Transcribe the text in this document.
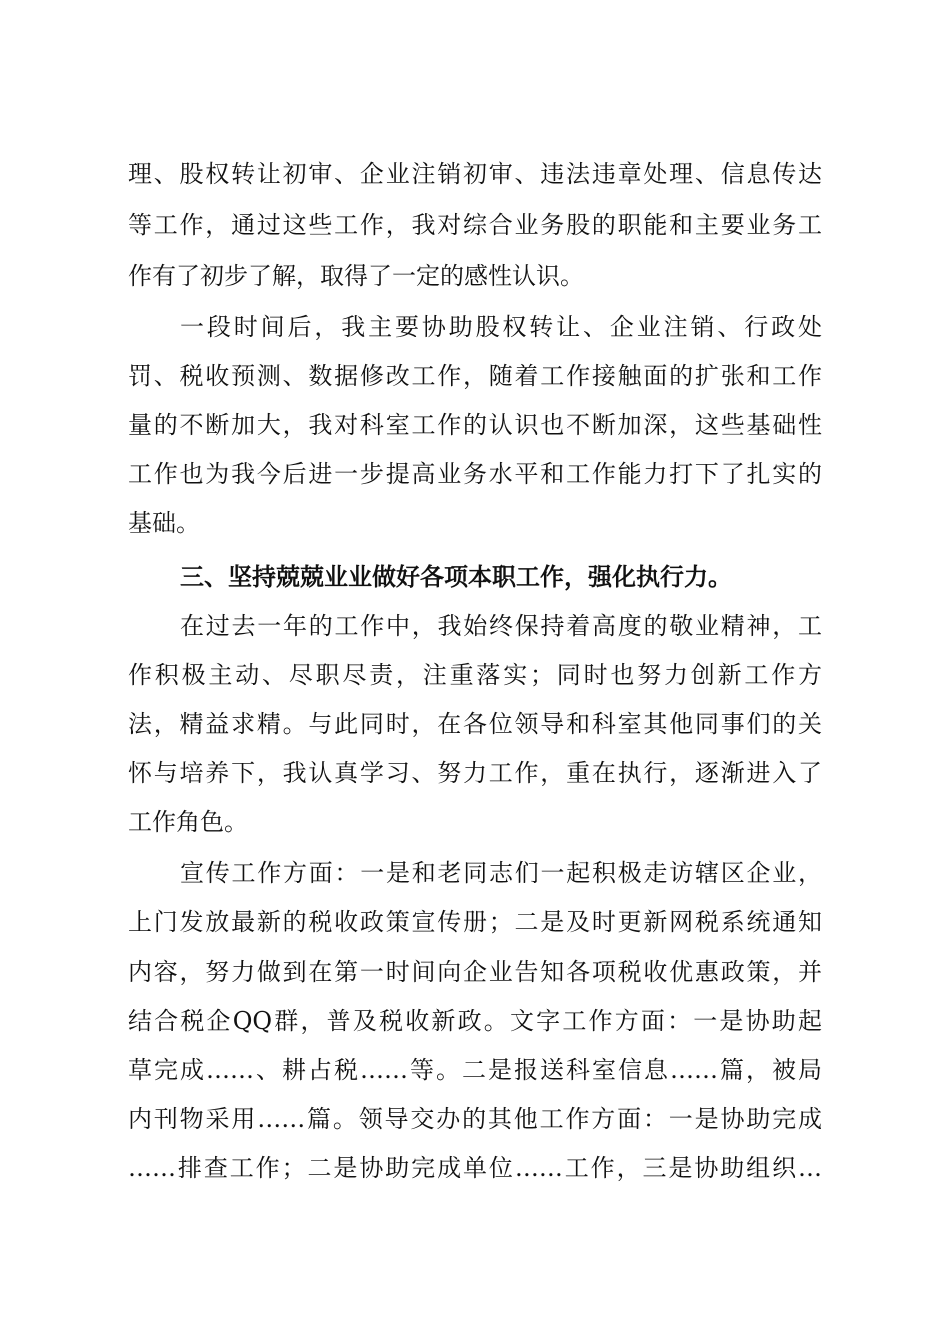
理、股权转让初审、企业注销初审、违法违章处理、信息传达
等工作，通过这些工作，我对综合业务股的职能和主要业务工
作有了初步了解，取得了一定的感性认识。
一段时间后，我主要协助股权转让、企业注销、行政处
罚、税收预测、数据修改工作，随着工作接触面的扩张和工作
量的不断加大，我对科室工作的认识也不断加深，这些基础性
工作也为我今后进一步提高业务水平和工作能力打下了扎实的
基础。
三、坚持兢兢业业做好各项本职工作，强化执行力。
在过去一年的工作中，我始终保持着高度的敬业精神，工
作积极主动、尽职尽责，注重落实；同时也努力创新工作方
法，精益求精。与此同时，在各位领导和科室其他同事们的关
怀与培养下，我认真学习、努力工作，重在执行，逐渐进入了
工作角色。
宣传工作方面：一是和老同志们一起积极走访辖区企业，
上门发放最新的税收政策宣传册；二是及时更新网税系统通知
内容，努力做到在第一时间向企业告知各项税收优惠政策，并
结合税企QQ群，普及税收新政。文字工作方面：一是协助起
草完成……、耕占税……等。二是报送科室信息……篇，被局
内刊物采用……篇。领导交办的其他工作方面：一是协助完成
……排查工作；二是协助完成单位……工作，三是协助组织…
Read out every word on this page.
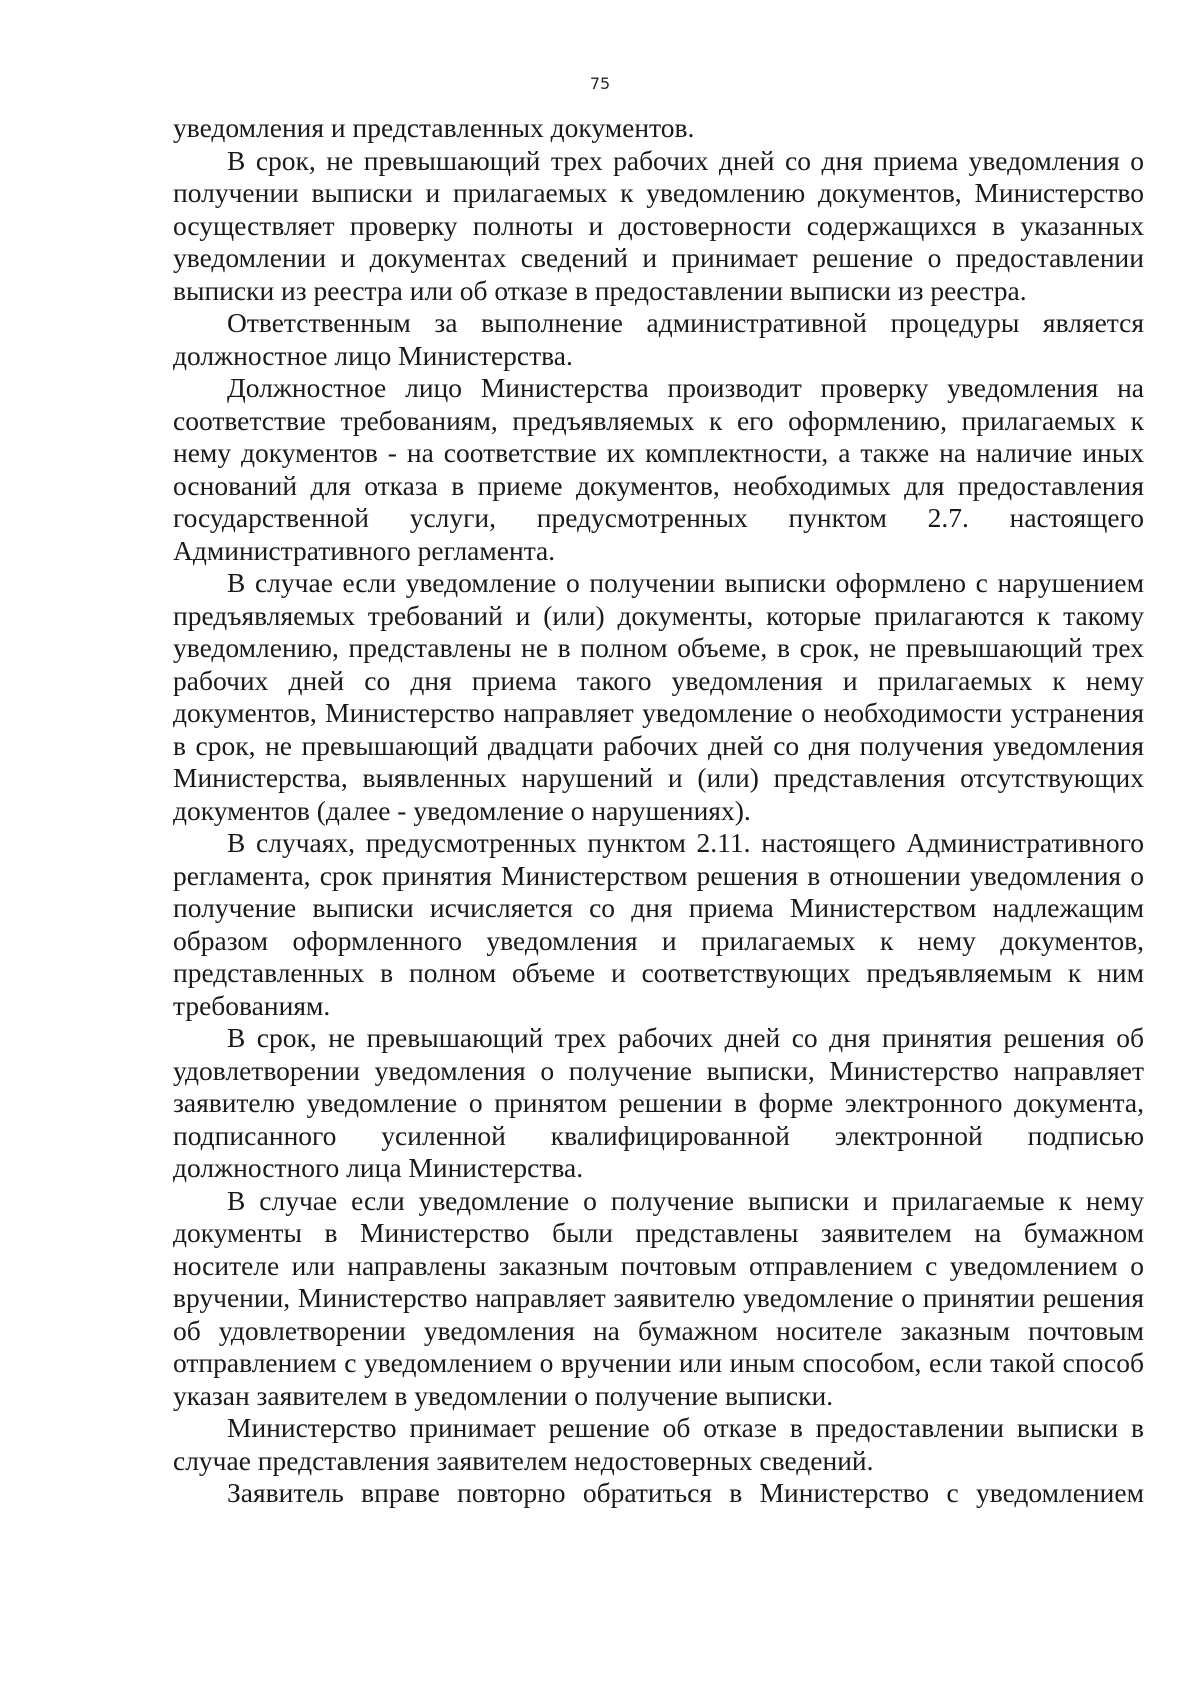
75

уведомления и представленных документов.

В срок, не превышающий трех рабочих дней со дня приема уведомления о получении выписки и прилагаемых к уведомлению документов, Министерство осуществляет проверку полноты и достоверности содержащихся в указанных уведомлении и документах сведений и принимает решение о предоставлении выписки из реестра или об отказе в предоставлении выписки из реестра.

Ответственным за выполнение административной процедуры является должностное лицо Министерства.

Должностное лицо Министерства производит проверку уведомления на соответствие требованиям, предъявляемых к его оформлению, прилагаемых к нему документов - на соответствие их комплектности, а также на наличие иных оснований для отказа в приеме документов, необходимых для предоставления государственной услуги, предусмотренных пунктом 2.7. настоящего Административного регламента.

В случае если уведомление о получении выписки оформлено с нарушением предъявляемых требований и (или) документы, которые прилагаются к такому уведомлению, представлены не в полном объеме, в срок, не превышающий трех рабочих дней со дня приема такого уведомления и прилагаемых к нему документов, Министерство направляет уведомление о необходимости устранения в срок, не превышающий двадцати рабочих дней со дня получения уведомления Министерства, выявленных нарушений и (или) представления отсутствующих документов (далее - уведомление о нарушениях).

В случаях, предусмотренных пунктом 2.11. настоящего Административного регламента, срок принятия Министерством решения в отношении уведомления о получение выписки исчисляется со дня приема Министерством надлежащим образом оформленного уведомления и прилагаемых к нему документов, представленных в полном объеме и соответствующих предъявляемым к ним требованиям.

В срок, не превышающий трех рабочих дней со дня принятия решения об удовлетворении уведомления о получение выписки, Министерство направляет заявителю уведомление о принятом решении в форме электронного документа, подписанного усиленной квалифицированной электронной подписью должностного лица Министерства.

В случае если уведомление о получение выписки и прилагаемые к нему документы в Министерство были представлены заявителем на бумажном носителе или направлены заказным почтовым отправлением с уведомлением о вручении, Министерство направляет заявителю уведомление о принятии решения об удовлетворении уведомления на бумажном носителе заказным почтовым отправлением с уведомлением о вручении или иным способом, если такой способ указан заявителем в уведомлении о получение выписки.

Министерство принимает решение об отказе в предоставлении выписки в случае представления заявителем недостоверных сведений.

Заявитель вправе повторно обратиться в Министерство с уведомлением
* * *
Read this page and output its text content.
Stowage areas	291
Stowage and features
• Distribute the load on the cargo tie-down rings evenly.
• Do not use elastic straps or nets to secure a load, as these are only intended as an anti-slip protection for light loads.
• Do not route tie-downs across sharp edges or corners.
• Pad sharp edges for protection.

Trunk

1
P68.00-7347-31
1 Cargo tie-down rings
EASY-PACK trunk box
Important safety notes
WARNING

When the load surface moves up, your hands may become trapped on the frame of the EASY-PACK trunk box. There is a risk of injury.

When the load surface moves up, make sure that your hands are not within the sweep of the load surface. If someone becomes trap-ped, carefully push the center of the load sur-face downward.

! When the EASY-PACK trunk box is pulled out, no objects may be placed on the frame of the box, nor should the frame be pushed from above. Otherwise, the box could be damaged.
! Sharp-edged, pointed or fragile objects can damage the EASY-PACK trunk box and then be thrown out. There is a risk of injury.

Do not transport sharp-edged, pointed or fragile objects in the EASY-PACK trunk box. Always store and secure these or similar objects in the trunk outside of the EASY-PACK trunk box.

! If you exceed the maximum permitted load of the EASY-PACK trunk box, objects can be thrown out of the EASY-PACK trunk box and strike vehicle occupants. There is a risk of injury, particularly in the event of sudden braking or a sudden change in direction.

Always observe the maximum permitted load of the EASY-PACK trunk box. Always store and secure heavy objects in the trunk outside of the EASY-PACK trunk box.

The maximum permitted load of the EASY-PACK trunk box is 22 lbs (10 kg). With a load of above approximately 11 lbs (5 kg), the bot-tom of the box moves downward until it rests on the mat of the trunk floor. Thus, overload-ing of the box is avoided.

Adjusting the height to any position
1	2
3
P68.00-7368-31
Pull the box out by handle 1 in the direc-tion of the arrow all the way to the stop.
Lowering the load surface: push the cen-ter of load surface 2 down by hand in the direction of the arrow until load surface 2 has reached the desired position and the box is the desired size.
...
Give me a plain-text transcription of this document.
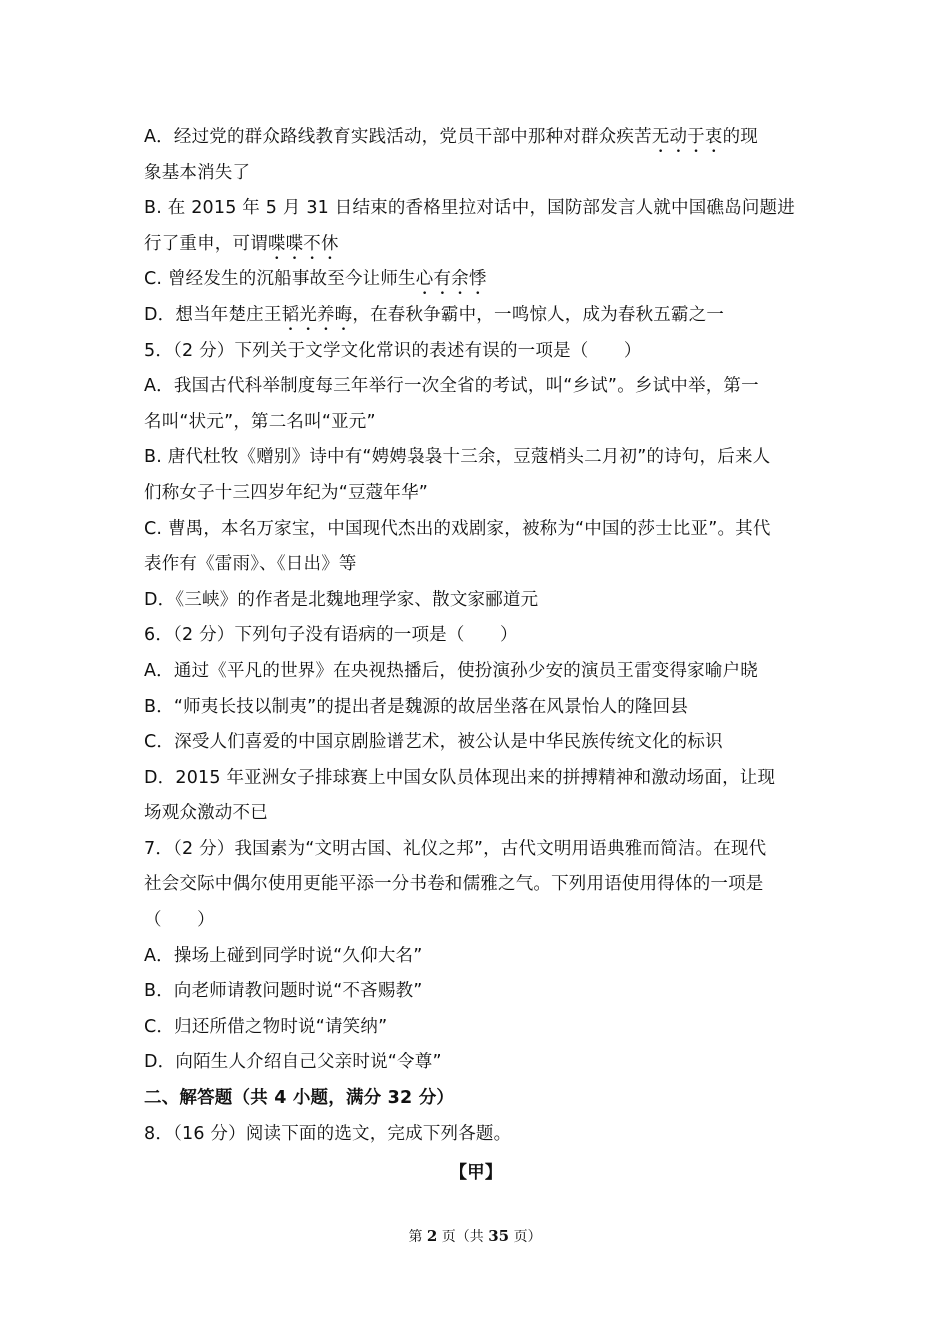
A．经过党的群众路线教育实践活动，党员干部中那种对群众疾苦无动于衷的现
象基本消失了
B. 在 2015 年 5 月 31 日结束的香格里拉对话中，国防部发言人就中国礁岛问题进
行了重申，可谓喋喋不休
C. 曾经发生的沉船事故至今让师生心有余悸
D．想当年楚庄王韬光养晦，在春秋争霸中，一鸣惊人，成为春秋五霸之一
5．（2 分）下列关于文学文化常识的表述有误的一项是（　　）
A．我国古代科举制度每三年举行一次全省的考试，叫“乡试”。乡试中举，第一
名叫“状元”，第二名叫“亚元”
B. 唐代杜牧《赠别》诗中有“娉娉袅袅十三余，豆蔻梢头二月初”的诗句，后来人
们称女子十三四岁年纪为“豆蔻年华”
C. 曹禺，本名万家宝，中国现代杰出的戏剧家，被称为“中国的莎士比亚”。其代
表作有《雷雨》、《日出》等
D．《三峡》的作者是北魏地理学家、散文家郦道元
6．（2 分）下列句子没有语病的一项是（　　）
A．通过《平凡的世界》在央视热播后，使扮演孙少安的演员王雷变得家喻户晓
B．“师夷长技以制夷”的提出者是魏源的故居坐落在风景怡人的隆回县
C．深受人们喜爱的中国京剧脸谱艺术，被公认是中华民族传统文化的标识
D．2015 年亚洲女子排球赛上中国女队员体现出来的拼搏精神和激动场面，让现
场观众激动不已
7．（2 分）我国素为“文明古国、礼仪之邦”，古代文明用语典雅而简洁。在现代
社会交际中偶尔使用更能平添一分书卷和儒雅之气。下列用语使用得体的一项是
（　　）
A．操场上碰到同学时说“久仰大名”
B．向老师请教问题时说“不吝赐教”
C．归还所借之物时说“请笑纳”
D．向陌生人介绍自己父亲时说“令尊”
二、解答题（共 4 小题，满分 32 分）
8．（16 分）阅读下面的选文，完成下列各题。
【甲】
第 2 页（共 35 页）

- [Task brief]:
Pick out each line in the material containing "предоставлении".

- [Task result]:
В срок, не превышающий трех рабочих дней со дня приема уведомления о получении выписки и прилагаемых к уведомлению документов, Министерство осуществляет проверку полноты и достоверности содержащихся в указанных уведомлении и документах сведений и принимает решение о предоставлении выписки из реестра или об отказе в предоставлении выписки из реестра.
Министерство принимает решение об отказе в предоставлении выписки в случае представления заявителем недостоверных сведений.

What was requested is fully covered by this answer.